◆ **Problem statement**:
Put the lines below into a Markdown table with the columns "Row" and "Line", numbering each row and skipping any blank lines. Leave the pictures out of the table.

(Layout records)
══════

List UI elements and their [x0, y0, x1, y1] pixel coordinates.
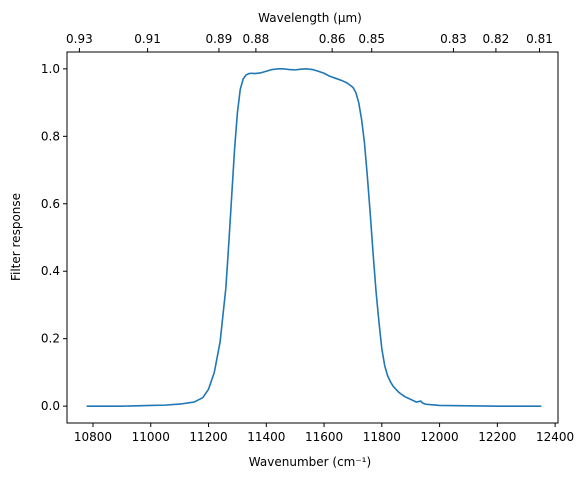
top-tick-label: 0.86	[319, 32, 346, 46]
y-tick-label: 1.0	[41, 62, 60, 76]
top-axis-ticks: 0.93 0.91 0.89 0.88 0.86 0.85 0.83 0.82 0.81	[66, 32, 553, 52]
series-line-0	[86, 68, 542, 407]
x-tick-label: 12400	[536, 430, 574, 444]
y-tick-label: 0.6	[41, 197, 60, 211]
y-axis-label: Filter response	[9, 193, 23, 281]
top-tick-label: 0.93	[66, 32, 93, 46]
x-tick-label: 12000	[420, 430, 458, 444]
top-tick-label: 0.85	[358, 32, 385, 46]
y-tick-label: 0.0	[41, 399, 60, 413]
y-tick-label: 0.2	[41, 332, 60, 346]
plot-frame	[66, 51, 559, 424]
top-tick-label: 0.89	[206, 32, 233, 46]
top-tick-label: 0.82	[483, 32, 510, 46]
series-layer	[86, 68, 542, 407]
top-tick-label: 0.83	[440, 32, 467, 46]
x-tick-label: 11000	[132, 430, 170, 444]
top-tick-label: 0.81	[526, 32, 553, 46]
x-axis-label: Wavenumber (cm⁻¹)	[249, 455, 371, 469]
top-tick-label: 0.91	[134, 32, 161, 46]
x-tick-label: 11600	[305, 430, 343, 444]
x-tick-label: 11400	[247, 430, 285, 444]
y-tick-label: 0.4	[41, 264, 60, 278]
plot-area	[67, 52, 558, 423]
top-tick-label: 0.88	[243, 32, 270, 46]
y-axis-ticks: 0.0 0.2 0.4 0.6 0.8 1.0	[41, 62, 67, 413]
x-tick-label: 11800	[363, 430, 401, 444]
x-tick-label: 12200	[478, 430, 516, 444]
x-tick-label: 11200	[189, 430, 227, 444]
x-axis-ticks: 10800 11000 11200 11400 11600 11800 12000 12200…	[74, 423, 574, 444]
y-tick-label: 0.8	[41, 129, 60, 143]
top-axis-label: Wavelength (μm)	[258, 11, 362, 25]
x-tick-label: 10800	[74, 430, 112, 444]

══════

◆ **Written response**:
| Row | Line |
|---|---|
| 1 | List UI elements and their [x0, y0, x1, y1] pixel coordinates. |
| 2 | top-tick-label: 0.86	[319, 32, 346, 46] |
| 3 | y-tick-label: 1.0	[41, 62, 60, 76] |
| 4 | top-axis-ticks: 0.93 0.91 0.89 0.88 0.86 0.85 0.83 0.82 0.81	[66, 32, 553, 52] |
| 5 | series-line-0	[86, 68, 542, 407] |
| 6 | x-tick-label: 12400	[536, 430, 574, 444] |
| 7 | y-tick-label: 0.6	[41, 197, 60, 211] |
| 8 | y-axis-label: Filter response	[9, 193, 23, 281] |
| 9 | top-tick-label: 0.93	[66, 32, 93, 46] |
| 10 | x-tick-label: 12000	[420, 430, 458, 444] |
| 11 | top-tick-label: 0.85	[358, 32, 385, 46] |
| 12 | y-tick-label: 0.0	[41, 399, 60, 413] |
| 13 | y-tick-label: 0.2	[41, 332, 60, 346] |
| 14 | plot-frame	[66, 51, 559, 424] |
| 15 | top-tick-label: 0.89	[206, 32, 233, 46] |
| 16 | top-tick-label: 0.82	[483, 32, 510, 46] |
| 17 | series-layer	[86, 68, 542, 407] |
| 18 | top-tick-label: 0.83	[440, 32, 467, 46] |
| 19 | x-tick-label: 11000	[132, 430, 170, 444] |
| 20 | top-tick-label: 0.81	[526, 32, 553, 46] |
| 21 | x-axis-label: Wavenumber (cm⁻¹)	[249, 455, 371, 469] |
| 22 | top-tick-label: 0.91	[134, 32, 161, 46] |
| 23 | x-tick-label: 11600	[305, 430, 343, 444] |
| 24 | x-tick-label: 11400	[247, 430, 285, 444] |
| 25 | y-tick-label: 0.4	[41, 264, 60, 278] |
| 26 | plot-area	[67, 52, 558, 423] |
| 27 | top-tick-label: 0.88	[243, 32, 270, 46] |
| 28 | y-axis-ticks: 0.0 0.2 0.4 0.6 0.8 1.0	[41, 62, 67, 413] |
| 29 | x-tick-label: 11800	[363, 430, 401, 444] |
| 30 | x-tick-label: 12200	[478, 430, 516, 444] |
| 31 | x-tick-label: 11200	[189, 430, 227, 444] |
| 32 | x-axis-ticks: 10800 11000 11200 11400 11600 11800 12000 12200…	[74, 423, 574, 444] |
| 33 | y-tick-label: 0.8	[41, 129, 60, 143] |
| 34 | top-axis-label: Wavelength (μm)	[258, 11, 362, 25] |
| 35 | x-tick-label: 10800	[74, 430, 112, 444] |